▶ _EXERCISE OBJECTIVE_
Give back the data in full, with every line exact.

▶ _DATA SECTION_
- Opening Delimiter -

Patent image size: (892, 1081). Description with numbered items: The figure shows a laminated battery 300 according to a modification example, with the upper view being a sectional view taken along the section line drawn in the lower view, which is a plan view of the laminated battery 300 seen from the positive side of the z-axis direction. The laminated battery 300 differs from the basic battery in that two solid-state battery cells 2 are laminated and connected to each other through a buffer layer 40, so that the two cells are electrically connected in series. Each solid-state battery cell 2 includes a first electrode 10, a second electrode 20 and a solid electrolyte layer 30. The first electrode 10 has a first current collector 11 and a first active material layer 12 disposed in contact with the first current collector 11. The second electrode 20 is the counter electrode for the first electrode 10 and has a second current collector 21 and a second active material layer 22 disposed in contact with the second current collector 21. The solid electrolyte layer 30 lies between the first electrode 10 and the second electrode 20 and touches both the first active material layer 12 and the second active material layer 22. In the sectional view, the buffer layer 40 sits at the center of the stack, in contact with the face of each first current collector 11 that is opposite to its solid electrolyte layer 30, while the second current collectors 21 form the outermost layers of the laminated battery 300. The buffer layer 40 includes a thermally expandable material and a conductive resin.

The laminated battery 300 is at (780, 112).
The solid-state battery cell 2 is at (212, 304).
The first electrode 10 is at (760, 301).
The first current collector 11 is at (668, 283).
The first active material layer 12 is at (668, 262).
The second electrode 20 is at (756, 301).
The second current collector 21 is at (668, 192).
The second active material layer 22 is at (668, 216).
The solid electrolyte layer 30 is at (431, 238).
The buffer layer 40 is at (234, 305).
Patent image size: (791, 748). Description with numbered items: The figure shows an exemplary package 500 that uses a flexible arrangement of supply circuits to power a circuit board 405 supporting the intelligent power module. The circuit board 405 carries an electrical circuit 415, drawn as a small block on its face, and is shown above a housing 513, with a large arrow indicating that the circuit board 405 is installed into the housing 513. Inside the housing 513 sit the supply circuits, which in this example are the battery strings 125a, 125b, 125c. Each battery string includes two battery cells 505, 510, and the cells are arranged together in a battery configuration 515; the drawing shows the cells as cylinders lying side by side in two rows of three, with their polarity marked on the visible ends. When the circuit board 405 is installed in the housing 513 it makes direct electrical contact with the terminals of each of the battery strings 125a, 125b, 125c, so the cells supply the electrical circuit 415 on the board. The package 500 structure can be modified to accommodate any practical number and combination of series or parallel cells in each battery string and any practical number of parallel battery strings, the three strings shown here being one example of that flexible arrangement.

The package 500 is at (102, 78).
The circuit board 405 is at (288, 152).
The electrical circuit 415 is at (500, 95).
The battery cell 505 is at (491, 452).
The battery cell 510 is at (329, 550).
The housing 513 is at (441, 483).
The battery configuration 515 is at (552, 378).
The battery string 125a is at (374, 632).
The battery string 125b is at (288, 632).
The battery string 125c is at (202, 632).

- Closing Delimiter -

▶ _THE COMPLETED TASK_
Patent image size: (892, 1081). Description with numbered items: The figure shows a laminated battery 300 according to a modification example, with the upper view being a sectional view taken along the section line drawn in the lower view, which is a plan view of the laminated battery 300 seen from the positive side of the z-axis direction. The laminated battery 300 differs from the basic battery in that two solid-state battery cells 2 are laminated and connected to each other through a buffer layer 40, so that the two cells are electrically connected in series. Each solid-state battery cell 2 includes a first electrode 10, a second electrode 20 and a solid electrolyte layer 30. The first electrode 10 has a first current collector 11 and a first active material layer 12 disposed in contact with the first current collector 11. The second electrode 20 is the counter electrode for the first electrode 10 and has a second current collector 21 and a second active material layer 22 disposed in contact with the second current collector 21. The solid electrolyte layer 30 lies between the first electrode 10 and the second electrode 20 and touches both the first active material layer 12 and the second active material layer 22. In the sectional view, the buffer layer 40 sits at the center of the stack, in contact with the face of each first current collector 11 that is opposite to its solid electrolyte layer 30, while the second current collectors 21 form the outermost layers of the laminated battery 300. The buffer layer 40 includes a thermally expandable material and a conductive resin.

The laminated battery 300 is at (780, 112).
The solid-state battery cell 2 is at (212, 304).
The first electrode 10 is at (760, 301).
The first current collector 11 is at (668, 283).
The first active material layer 12 is at (668, 262).
The second electrode 20 is at (756, 301).
The second current collector 21 is at (668, 192).
The second active material layer 22 is at (668, 216).
The solid electrolyte layer 30 is at (431, 238).
The buffer layer 40 is at (234, 305).
Patent image size: (791, 748). Description with numbered items: The figure shows an exemplary package 500 that uses a flexible arrangement of supply circuits to power a circuit board 405 supporting the intelligent power module. The circuit board 405 carries an electrical circuit 415, drawn as a small block on its face, and is shown above a housing 513, with a large arrow indicating that the circuit board 405 is installed into the housing 513. Inside the housing 513 sit the supply circuits, which in this example are the battery strings 125a, 125b, 125c. Each battery string includes two battery cells 505, 510, and the cells are arranged together in a battery configuration 515; the drawing shows the cells as cylinders lying side by side in two rows of three, with their polarity marked on the visible ends. When the circuit board 405 is installed in the housing 513 it makes direct electrical contact with the terminals of each of the battery strings 125a, 125b, 125c, so the cells supply the electrical circuit 415 on the board. The package 500 structure can be modified to accommodate any practical number and combination of series or parallel cells in each battery string and any practical number of parallel battery strings, the three strings shown here being one example of that flexible arrangement.

The package 500 is at (102, 78).
The circuit board 405 is at (288, 152).
The electrical circuit 415 is at (500, 95).
The battery cell 505 is at (491, 452).
The battery cell 510 is at (329, 550).
The housing 513 is at (441, 483).
The battery configuration 515 is at (552, 378).
The battery string 125a is at (374, 632).
The battery string 125b is at (288, 632).
The battery string 125c is at (202, 632).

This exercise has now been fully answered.